STATED GOAL:
Of all the lines in this data, how many include "programs"? Respond with the number only.

━━━━━ EXERCISE MATERIALS ━━━━━

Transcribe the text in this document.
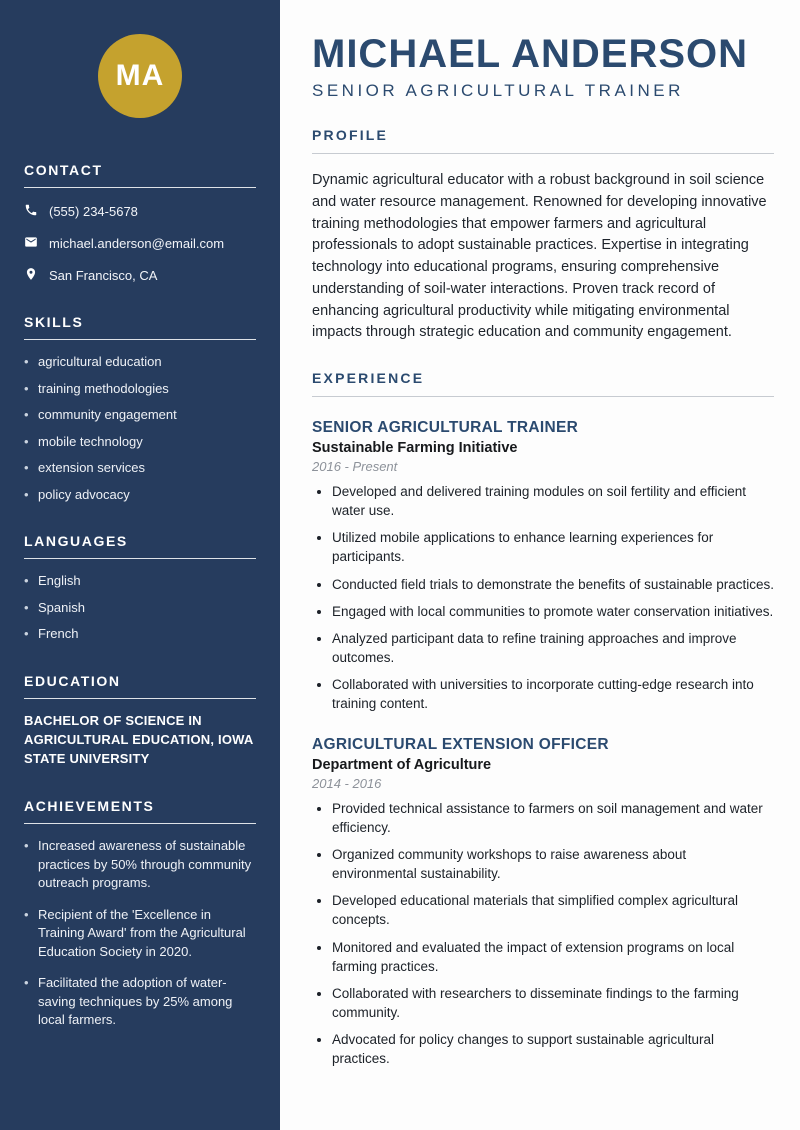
MA
CONTACT
(555) 234-5678
michael.anderson@email.com
San Francisco, CA
SKILLS
• agricultural education
• training methodologies
• community engagement
• mobile technology
• extension services
• policy advocacy
LANGUAGES
• English
• Spanish
• French
EDUCATION
BACHELOR OF SCIENCE IN AGRICULTURAL EDUCATION, IOWA STATE UNIVERSITY
ACHIEVEMENTS
• Increased awareness of sustainable practices by 50% through community outreach programs.
• Recipient of the 'Excellence in Training Award' from the Agricultural Education Society in 2020.
• Facilitated the adoption of water-saving techniques by 25% among local farmers.
MICHAEL ANDERSON
SENIOR AGRICULTURAL TRAINER
PROFILE

Dynamic agricultural educator with a robust background in soil science and water resource management. Renowned for developing innovative training methodologies that empower farmers and agricultural professionals to adopt sustainable practices. Expertise in integrating technology into educational programs, ensuring comprehensive understanding of soil-water interactions. Proven track record of enhancing agricultural productivity while mitigating environmental impacts through strategic education and community engagement.

EXPERIENCE
SENIOR AGRICULTURAL TRAINER
Sustainable Farming Initiative
2016 - Present
• Developed and delivered training modules on soil fertility and efficient water use.
• Utilized mobile applications to enhance learning experiences for participants.
• Conducted field trials to demonstrate the benefits of sustainable practices.
• Engaged with local communities to promote water conservation initiatives.
• Analyzed participant data to refine training approaches and improve outcomes.
• Collaborated with universities to incorporate cutting-edge research into training content.
AGRICULTURAL EXTENSION OFFICER
Department of Agriculture
2014 - 2016
• Provided technical assistance to farmers on soil management and water efficiency.
• Organized community workshops to raise awareness about environmental sustainability.
• Developed educational materials that simplified complex agricultural concepts.
• Monitored and evaluated the impact of extension programs on local farming practices.
• Collaborated with researchers to disseminate findings to the farming community.
• Advocated for policy changes to support sustainable agricultural practices.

━━━━━

RESULT OF THIS TASK:
3